#### Estratto della fonte
_ _ _ _

A livello retributivo, evidenzia Gargantini, mediamente i lavoratori frontalieri percepiscono quasi il 10% in meno dei lavoratori residenti: «Una differenza dovuta al fatto che molti di loro svolgono professioni caratterizzate da condizioni di impiego particolarmente precarie, come quelle della vendita, impiegati nella logistica o nel settore impiegatizio. Con certi livelli salariali che si vedono in quegli ambiti è difficile risiedere in Svizzera per cui molti lavoratori continuano a fare i frontalieri o perfino lo diventano». Il problema, secondo il segretario regionale di Unia, sta nel fatto che «in molti rami del terziario non ci sono i Contratti collettivi di lavoro (Ccl) che stabiliscono salari minimi e griglie retributive e controlli, i quali scongiurerebbero tra l’altro il rischio di discriminazioni tra residenti e non, che vengono spesso a galla».

_ _ _ _

#### Voci tratte da una raccolta
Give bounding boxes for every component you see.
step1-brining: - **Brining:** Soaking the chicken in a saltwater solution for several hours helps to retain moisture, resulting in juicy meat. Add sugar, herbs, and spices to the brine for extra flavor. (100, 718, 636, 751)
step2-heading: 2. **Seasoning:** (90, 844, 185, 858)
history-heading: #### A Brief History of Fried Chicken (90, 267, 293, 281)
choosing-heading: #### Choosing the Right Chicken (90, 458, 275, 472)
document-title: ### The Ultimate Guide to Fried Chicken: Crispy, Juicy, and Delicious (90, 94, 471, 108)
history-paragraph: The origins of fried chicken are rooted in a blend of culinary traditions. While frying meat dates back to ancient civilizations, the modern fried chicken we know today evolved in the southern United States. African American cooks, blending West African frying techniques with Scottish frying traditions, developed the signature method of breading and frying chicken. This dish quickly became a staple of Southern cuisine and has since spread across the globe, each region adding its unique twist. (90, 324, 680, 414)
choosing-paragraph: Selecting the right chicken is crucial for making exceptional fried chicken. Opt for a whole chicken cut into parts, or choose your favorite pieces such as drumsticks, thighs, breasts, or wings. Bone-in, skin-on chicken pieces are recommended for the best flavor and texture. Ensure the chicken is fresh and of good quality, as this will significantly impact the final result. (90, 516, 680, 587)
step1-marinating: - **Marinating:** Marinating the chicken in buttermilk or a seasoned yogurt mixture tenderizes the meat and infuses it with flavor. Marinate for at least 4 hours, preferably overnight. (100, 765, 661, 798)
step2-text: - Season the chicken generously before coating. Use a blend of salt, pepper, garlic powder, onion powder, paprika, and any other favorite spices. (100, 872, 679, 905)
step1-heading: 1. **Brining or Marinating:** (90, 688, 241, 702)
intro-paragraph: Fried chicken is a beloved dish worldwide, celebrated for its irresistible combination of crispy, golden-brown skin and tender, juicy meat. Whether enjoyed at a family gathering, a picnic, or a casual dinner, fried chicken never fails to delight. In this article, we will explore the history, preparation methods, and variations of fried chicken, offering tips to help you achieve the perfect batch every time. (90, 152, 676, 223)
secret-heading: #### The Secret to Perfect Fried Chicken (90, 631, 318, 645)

_ _ _ _

#### Attività da svolgere
1. Nell'estratto sui lavoratori frontalieri, quanto guadagnano in media questi lavoratori rispetto ai residenti?
2. Riprendi l'estratto sui lavoratori frontalieri e scrivine il seguito.

#### Le tue risposte
1. Quasi il 10% in meno dei lavoratori residenti.

2.
Il mercato del lavoro del nostro cantone è noto per il livello retributivo più basso in Svizzera, ciò che per Gargantini non è primariamente da ricondurre alla posizione geografica che lo vede incuneato nella regione Lombardia, bensì a precise scelte politiche di non regolamentazione. «Cito, come esempio di visioni politiche, le ultime due grandi discussioni sui rapporti tra Svizzera ed Europa: la richiesta di abolizione della libera circolazione delle persone e la questione dell’Accordo quadro con l’Ue. Nel primo caso, la proposta dell’Udc (respinta alle urne nel settembre 2020, ndr) vedeva Unia schierata contro gli iniziativisti per difendere il diritto alla circolazione delle persone e allo stesso tempo le pur magre misure di accompagnamento sul mercato del lavoro senza cui la situazione sarebbe ancora più difficile di quella odierna. Misure di accompagnamento combattute dal mondo padronale che si è maggioritariamente espresso a favore dell’Accordo quadro che andava a peggiorare pesantemente la protezione salariale dei lavoratori impiegati in Svizzera. Risulta evidente che quando si tratta di discutere degli interessi dei salariati, svizzeri e non, la distinzione tra Udc e gli altri partiti borghesi viene meno e a prevalere sono gli interessi della classe padronale, come dimostra ancora una volta il nuovo mandato negoziale verso l’Ue annunciato in questi gironi dal governo federale», recrimina Gargantini.